* Start *

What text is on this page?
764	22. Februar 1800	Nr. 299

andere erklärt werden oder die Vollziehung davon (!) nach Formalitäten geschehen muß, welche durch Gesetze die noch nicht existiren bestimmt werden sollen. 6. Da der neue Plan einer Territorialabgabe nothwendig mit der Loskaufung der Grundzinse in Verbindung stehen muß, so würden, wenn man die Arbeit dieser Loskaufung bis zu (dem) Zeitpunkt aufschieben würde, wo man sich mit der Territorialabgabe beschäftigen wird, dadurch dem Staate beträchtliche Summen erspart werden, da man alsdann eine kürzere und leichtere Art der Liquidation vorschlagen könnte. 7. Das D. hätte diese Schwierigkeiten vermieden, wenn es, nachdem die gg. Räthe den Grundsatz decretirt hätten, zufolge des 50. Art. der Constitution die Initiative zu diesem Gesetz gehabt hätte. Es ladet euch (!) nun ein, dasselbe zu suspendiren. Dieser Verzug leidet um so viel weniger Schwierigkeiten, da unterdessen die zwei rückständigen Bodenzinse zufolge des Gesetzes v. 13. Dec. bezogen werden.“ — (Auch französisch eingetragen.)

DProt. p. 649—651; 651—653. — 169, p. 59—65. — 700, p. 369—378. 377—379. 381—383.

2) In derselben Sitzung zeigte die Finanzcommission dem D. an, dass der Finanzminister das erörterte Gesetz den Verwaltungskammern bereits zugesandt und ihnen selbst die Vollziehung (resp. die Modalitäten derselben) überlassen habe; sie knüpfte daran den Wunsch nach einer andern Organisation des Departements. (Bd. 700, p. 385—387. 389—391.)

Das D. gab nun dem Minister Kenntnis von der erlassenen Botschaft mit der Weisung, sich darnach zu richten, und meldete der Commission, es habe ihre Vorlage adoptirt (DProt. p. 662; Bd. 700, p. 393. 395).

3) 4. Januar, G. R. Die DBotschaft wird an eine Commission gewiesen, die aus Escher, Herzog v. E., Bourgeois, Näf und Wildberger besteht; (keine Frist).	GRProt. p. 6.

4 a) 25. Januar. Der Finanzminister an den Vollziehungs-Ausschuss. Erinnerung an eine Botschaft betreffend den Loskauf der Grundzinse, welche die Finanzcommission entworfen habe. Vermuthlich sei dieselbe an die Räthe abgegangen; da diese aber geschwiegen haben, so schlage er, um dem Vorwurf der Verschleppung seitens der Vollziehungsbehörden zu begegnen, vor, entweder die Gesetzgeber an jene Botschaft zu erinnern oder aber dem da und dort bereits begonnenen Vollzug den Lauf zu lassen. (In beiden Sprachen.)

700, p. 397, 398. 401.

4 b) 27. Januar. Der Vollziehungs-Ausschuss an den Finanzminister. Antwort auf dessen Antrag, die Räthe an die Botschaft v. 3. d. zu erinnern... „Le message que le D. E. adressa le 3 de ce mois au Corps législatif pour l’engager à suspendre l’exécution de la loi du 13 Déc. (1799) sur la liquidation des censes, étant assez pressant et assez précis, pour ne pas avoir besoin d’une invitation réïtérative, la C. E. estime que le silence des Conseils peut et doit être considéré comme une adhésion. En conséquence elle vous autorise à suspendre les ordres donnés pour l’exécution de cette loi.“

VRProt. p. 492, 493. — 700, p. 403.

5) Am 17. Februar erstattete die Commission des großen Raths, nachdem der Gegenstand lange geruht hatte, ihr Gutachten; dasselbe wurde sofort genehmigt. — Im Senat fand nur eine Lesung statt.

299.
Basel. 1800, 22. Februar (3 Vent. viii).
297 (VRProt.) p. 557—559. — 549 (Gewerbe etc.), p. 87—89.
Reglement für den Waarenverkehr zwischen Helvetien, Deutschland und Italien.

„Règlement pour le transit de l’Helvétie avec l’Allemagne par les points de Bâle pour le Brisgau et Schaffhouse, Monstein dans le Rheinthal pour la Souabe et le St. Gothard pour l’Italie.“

* End *

Given request: The records above need to be transcribed in full. Keep every character unchanged.

The output:
What text is on this page?
764	22. Februar 1800	Nr. 299

andere erklärt werden oder die Vollziehung davon (!) nach Formalitäten geschehen muß, welche durch Gesetze die noch nicht existiren bestimmt werden sollen. 6. Da der neue Plan einer Territorialabgabe nothwendig mit der Loskaufung der Grundzinse in Verbindung stehen muß, so würden, wenn man die Arbeit dieser Loskaufung bis zu (dem) Zeitpunkt aufschieben würde, wo man sich mit der Territorialabgabe beschäftigen wird, dadurch dem Staate beträchtliche Summen erspart werden, da man alsdann eine kürzere und leichtere Art der Liquidation vorschlagen könnte. 7. Das D. hätte diese Schwierigkeiten vermieden, wenn es, nachdem die gg. Räthe den Grundsatz decretirt hätten, zufolge des 50. Art. der Constitution die Initiative zu diesem Gesetz gehabt hätte. Es ladet euch (!) nun ein, dasselbe zu suspendiren. Dieser Verzug leidet um so viel weniger Schwierigkeiten, da unterdessen die zwei rückständigen Bodenzinse zufolge des Gesetzes v. 13. Dec. bezogen werden.“ — (Auch französisch eingetragen.)

DProt. p. 649—651; 651—653. — 169, p. 59—65. — 700, p. 369—378. 377—379. 381—383.

2) In derselben Sitzung zeigte die Finanzcommission dem D. an, dass der Finanzminister das erörterte Gesetz den Verwaltungskammern bereits zugesandt und ihnen selbst die Vollziehung (resp. die Modalitäten derselben) überlassen habe; sie knüpfte daran den Wunsch nach einer andern Organisation des Departements. (Bd. 700, p. 385—387. 389—391.)

Das D. gab nun dem Minister Kenntnis von der erlassenen Botschaft mit der Weisung, sich darnach zu richten, und meldete der Commission, es habe ihre Vorlage adoptirt (DProt. p. 662; Bd. 700, p. 393. 395).

3) 4. Januar, G. R. Die DBotschaft wird an eine Commission gewiesen, die aus Escher, Herzog v. E., Bourgeois, Näf und Wildberger besteht; (keine Frist).	GRProt. p. 6.

4 a) 25. Januar. Der Finanzminister an den Vollziehungs-Ausschuss. Erinnerung an eine Botschaft betreffend den Loskauf der Grundzinse, welche die Finanzcommission entworfen habe. Vermuthlich sei dieselbe an die Räthe abgegangen; da diese aber geschwiegen haben, so schlage er, um dem Vorwurf der Verschleppung seitens der Vollziehungsbehörden zu begegnen, vor, entweder die Gesetzgeber an jene Botschaft zu erinnern oder aber dem da und dort bereits begonnenen Vollzug den Lauf zu lassen. (In beiden Sprachen.)

700, p. 397, 398. 401.

4 b) 27. Januar. Der Vollziehungs-Ausschuss an den Finanzminister. Antwort auf dessen Antrag, die Räthe an die Botschaft v. 3. d. zu erinnern... „Le message que le D. E. adressa le 3 de ce mois au Corps législatif pour l’engager à suspendre l’exécution de la loi du 13 Déc. (1799) sur la liquidation des censes, étant assez pressant et assez précis, pour ne pas avoir besoin d’une invitation réïtérative, la C. E. estime que le silence des Conseils peut et doit être considéré comme une adhésion. En conséquence elle vous autorise à suspendre les ordres donnés pour l’exécution de cette loi.“

VRProt. p. 492, 493. — 700, p. 403.

5) Am 17. Februar erstattete die Commission des großen Raths, nachdem der Gegenstand lange geruht hatte, ihr Gutachten; dasselbe wurde sofort genehmigt. — Im Senat fand nur eine Lesung statt.

299.
Basel. 1800, 22. Februar (3 Vent. viii).
297 (VRProt.) p. 557—559. — 549 (Gewerbe etc.), p. 87—89.
Reglement für den Waarenverkehr zwischen Helvetien, Deutschland und Italien.

„Règlement pour le transit de l’Helvétie avec l’Allemagne par les points de Bâle pour le Brisgau et Schaffhouse, Monstein dans le Rheinthal pour la Souabe et le St. Gothard pour l’Italie.“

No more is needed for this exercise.